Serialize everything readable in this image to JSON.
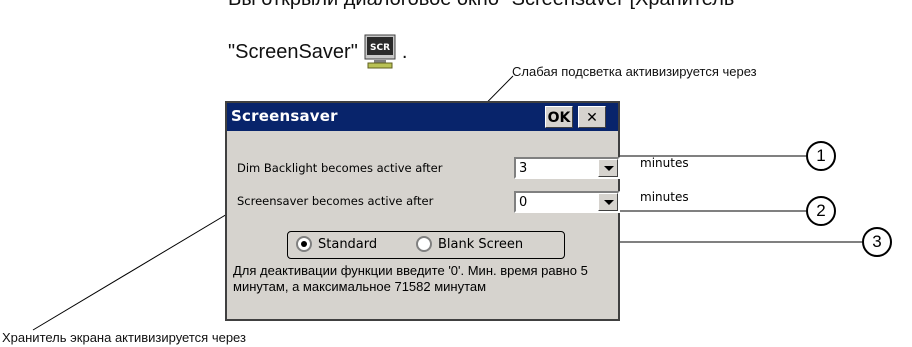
{
  "intro": {
    "line1": "Вы открыли диалоговое окно \"Screensaver [Хранитель",
    "line2": "\"ScreenSaver\"",
    "icon_name": "screensaver-control-panel-icon"
  },
  "callouts": {
    "dim_backlight": "Слабая подсветка активизируется через",
    "screensaver": "Хранитель экрана активизируется через",
    "numbers": [
      "1",
      "2",
      "3"
    ]
  },
  "dialog": {
    "title": "Screensaver",
    "ok_label": "OK",
    "close_label": "✕",
    "dim_row": {
      "label": "Dim Backlight becomes active after",
      "value": "3",
      "unit": "minutes"
    },
    "saver_row": {
      "label": "Screensaver becomes active after",
      "value": "0",
      "unit": "minutes"
    },
    "radio": {
      "standard": {
        "label": "Standard",
        "selected": true
      },
      "blank": {
        "label": "Blank Screen",
        "selected": false
      }
    },
    "note": "Для деактивации функции введите '0'. Мин. время равно 5 минутам, а максимальное 71582 минутам"
  },
  "colors": {
    "titlebar": "#08246b",
    "dialog_bg": "#d6d3ce"
  }
}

- - - -

To be done: Examine the listing and say how many of its lines contain the string "after". Give the number alone.

Written answer: 2